Copy out each line in the material below that has the word "text".

Stored records

[BEGIN]

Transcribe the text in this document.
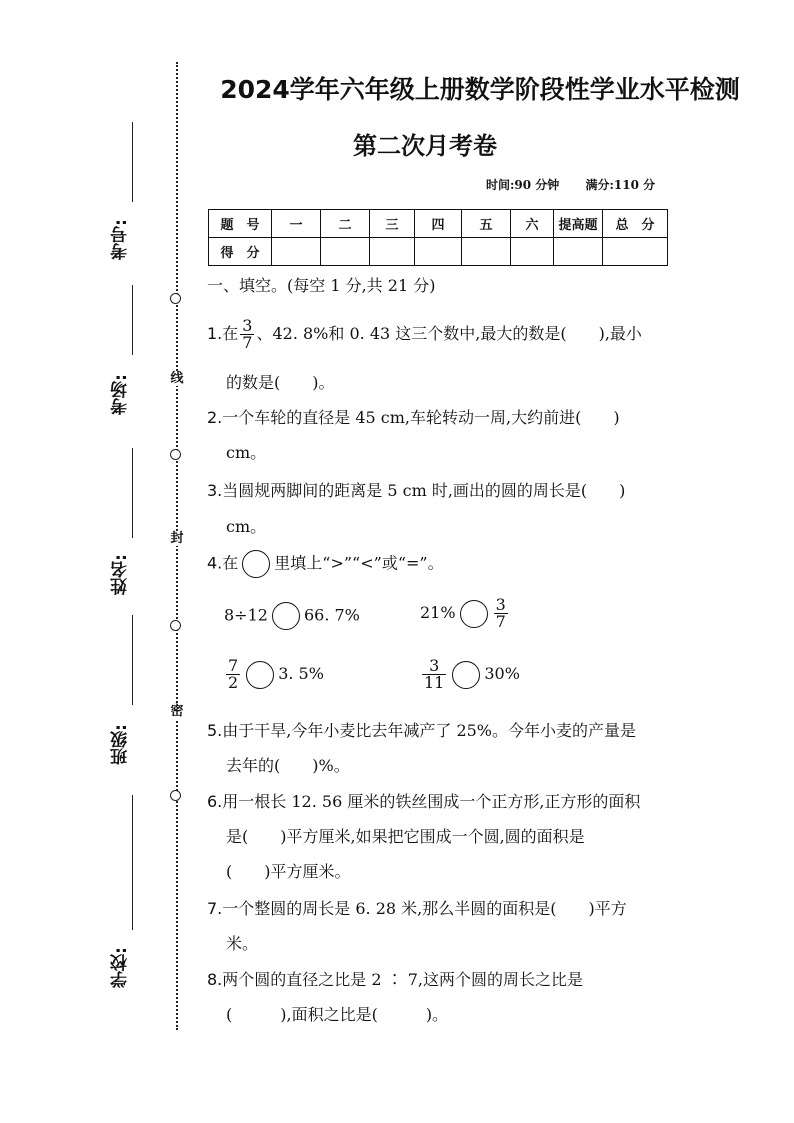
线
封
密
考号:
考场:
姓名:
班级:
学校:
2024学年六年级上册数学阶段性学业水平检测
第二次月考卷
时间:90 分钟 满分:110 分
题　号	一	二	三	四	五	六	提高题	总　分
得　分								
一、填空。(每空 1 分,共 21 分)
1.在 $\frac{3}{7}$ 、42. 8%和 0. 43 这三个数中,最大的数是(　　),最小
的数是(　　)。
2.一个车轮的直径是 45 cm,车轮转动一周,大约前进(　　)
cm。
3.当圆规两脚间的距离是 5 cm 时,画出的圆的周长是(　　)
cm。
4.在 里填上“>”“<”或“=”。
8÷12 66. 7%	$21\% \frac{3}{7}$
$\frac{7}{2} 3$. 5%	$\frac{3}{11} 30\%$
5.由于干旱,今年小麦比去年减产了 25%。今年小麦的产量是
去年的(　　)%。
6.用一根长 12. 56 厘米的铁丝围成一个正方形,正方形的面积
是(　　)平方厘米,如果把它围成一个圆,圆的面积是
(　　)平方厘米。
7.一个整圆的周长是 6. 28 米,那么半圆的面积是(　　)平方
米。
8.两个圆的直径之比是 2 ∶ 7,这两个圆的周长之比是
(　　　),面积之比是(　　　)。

[END]
[BEGIN]

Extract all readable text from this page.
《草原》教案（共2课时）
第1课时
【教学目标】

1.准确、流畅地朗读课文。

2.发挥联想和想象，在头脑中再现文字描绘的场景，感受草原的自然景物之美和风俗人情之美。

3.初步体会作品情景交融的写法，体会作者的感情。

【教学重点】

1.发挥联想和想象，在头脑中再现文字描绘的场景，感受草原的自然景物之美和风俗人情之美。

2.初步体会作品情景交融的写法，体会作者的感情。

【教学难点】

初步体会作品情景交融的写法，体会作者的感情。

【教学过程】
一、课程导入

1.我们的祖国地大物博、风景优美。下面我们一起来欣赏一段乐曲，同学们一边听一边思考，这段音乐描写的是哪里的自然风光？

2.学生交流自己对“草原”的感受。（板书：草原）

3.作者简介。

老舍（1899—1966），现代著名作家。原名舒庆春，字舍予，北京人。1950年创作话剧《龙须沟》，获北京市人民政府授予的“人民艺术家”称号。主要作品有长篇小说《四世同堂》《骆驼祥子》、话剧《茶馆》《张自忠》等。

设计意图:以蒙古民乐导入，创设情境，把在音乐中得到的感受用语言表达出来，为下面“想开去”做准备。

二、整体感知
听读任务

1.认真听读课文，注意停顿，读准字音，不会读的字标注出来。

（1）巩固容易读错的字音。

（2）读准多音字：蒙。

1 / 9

[END]
[BEGIN]

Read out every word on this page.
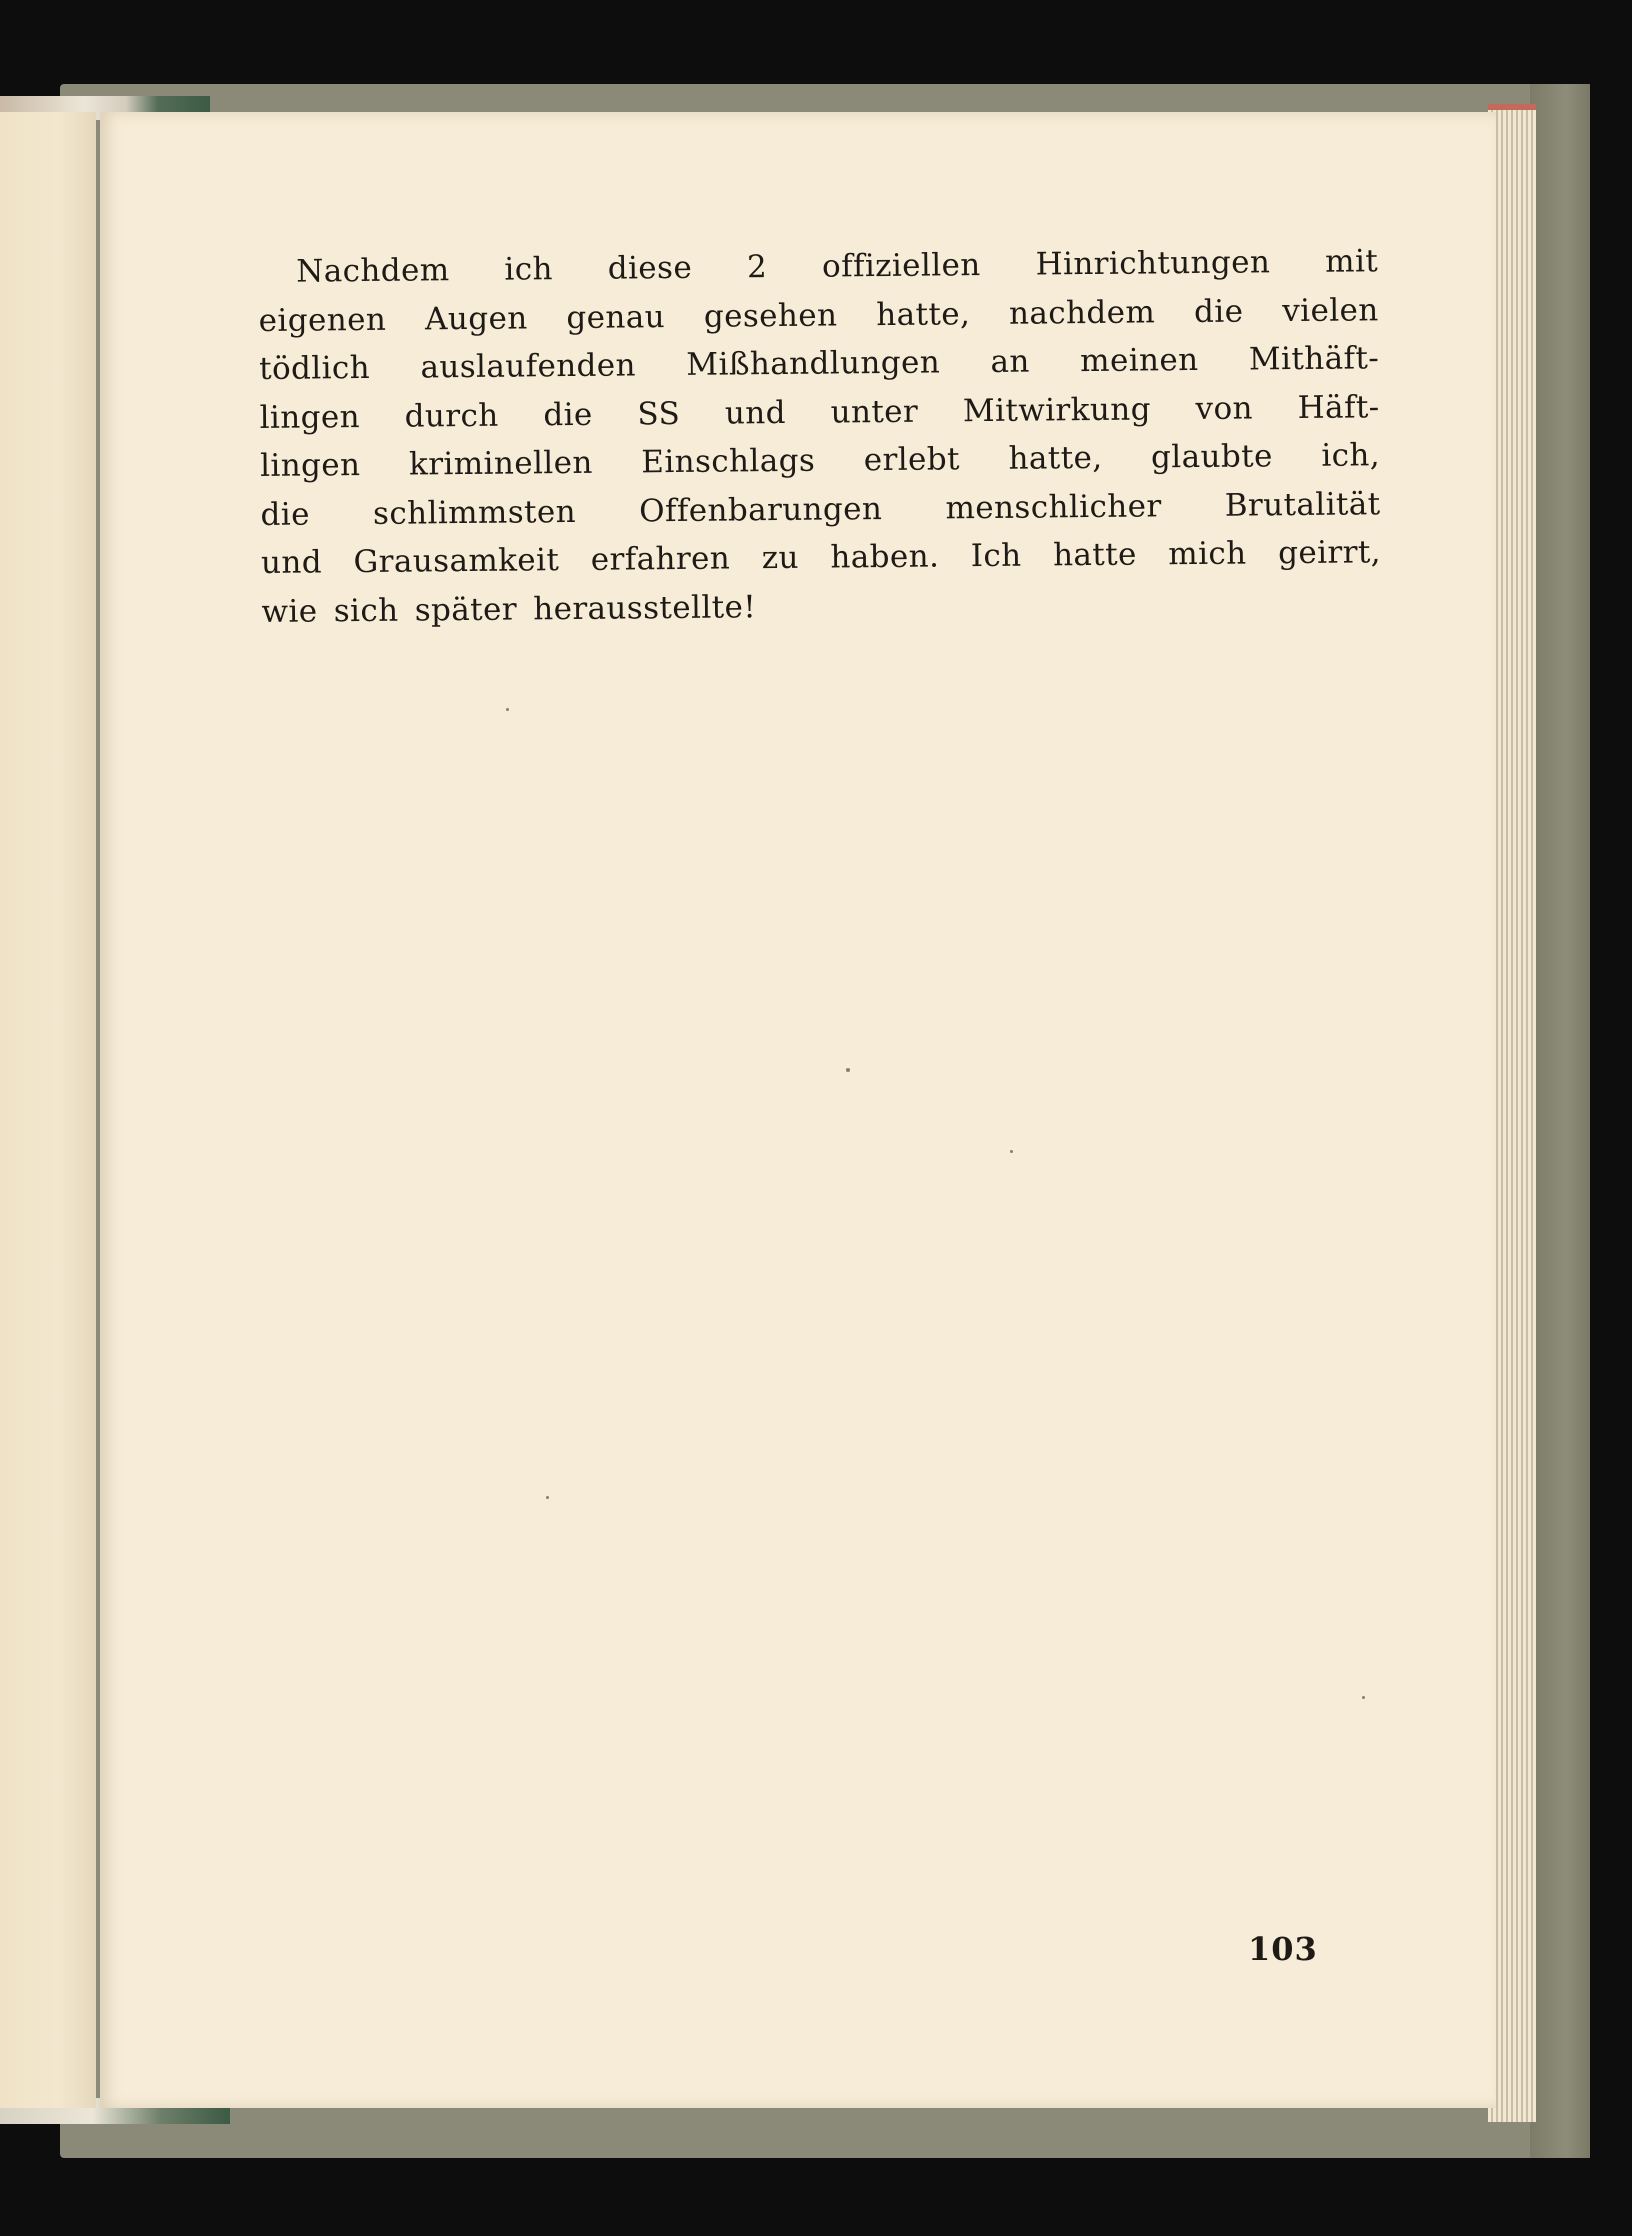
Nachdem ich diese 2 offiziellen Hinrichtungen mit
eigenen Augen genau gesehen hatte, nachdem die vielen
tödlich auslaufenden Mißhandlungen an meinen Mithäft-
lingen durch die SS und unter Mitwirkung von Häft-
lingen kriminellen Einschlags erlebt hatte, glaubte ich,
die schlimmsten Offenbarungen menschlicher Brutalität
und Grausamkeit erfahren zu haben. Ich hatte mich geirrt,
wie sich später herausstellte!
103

[END]

▶ **Answer for this exercise**
Transcribe the text in this document.
Extract all readable text from this page.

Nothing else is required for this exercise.